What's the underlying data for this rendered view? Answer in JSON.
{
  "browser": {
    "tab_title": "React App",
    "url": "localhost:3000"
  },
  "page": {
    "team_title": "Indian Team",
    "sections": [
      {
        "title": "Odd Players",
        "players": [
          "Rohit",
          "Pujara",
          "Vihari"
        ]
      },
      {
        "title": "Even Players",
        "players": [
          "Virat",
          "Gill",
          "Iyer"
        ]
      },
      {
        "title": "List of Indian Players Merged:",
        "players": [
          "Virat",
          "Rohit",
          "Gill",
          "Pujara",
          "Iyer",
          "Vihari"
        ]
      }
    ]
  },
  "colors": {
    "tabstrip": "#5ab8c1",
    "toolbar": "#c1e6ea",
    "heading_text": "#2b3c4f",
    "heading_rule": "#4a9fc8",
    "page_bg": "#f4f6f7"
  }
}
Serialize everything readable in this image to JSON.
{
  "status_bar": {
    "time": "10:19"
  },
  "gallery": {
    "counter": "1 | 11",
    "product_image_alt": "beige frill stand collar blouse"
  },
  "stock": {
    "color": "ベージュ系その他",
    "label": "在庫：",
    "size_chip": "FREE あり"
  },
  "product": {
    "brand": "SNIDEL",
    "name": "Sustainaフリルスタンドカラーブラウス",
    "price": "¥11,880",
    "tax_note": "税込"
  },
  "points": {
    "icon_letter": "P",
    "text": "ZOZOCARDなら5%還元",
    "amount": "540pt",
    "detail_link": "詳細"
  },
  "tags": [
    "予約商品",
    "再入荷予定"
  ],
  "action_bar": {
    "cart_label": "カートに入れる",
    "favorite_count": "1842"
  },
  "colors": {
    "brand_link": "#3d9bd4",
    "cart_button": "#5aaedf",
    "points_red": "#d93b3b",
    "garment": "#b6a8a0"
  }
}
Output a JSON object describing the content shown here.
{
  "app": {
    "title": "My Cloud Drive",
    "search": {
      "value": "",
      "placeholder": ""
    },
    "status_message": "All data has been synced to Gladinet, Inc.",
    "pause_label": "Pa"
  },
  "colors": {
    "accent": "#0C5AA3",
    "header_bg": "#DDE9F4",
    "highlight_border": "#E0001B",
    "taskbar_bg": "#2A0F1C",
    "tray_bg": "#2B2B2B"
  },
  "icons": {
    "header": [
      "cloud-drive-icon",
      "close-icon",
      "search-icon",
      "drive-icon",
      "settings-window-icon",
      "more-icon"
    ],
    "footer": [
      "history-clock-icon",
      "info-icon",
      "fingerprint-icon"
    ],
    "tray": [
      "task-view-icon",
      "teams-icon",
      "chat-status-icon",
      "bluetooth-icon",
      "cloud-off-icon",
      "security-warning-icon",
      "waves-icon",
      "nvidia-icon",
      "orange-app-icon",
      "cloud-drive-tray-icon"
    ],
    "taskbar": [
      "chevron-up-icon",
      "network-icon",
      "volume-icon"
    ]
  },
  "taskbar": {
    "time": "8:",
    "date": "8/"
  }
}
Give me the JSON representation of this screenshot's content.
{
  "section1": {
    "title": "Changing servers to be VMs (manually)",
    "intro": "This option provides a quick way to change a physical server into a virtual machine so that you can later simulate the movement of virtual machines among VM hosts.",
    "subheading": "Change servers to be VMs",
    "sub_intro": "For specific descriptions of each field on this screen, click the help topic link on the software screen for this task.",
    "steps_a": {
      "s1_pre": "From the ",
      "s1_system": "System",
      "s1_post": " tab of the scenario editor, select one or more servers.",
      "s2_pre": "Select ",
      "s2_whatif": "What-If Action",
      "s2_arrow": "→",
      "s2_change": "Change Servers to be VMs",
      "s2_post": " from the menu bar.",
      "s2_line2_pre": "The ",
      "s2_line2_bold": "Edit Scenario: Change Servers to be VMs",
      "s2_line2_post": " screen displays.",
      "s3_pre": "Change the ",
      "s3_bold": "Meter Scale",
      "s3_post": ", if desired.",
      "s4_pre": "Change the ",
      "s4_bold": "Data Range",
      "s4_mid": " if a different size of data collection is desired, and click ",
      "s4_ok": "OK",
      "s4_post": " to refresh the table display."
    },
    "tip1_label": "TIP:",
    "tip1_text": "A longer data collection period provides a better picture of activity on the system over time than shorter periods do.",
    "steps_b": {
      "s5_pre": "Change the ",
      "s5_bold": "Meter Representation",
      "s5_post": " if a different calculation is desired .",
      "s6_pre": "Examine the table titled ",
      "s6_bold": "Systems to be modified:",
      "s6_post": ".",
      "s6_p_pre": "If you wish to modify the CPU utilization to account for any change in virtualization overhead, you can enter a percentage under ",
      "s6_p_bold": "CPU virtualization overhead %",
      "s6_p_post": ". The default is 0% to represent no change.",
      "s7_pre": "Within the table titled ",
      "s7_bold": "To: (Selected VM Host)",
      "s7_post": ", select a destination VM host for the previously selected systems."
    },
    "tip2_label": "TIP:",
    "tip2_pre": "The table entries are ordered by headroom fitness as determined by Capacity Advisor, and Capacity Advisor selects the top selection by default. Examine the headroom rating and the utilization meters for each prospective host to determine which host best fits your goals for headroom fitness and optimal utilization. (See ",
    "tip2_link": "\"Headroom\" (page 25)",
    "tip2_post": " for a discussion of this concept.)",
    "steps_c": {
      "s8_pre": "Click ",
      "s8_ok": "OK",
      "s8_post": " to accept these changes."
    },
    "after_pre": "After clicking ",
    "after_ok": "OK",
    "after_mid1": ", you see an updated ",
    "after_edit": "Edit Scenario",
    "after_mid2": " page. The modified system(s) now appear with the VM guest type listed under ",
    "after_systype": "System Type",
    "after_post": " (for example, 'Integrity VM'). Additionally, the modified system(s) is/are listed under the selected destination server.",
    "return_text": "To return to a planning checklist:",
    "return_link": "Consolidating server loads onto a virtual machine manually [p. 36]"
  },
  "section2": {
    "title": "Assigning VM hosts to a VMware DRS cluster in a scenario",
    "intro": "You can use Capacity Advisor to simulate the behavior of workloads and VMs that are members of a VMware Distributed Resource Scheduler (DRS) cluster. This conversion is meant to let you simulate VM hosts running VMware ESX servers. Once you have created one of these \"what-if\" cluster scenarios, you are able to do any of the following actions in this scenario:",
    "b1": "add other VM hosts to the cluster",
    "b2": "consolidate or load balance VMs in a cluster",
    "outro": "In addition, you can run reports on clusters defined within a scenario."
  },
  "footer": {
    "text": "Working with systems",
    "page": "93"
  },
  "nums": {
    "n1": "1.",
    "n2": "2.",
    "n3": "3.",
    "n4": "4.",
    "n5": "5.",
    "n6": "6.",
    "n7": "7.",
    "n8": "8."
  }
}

################

→ GOAL: Go through the listing above and return every line where the word "virtualization" occurs.

→ WRITTEN SOLUTION:
      "s6_p_pre": "If you wish to modify the CPU utilization to account for any change in virtualization overhead, you can enter a percentage under ",
      "s6_p_bold": "CPU virtualization overhead %",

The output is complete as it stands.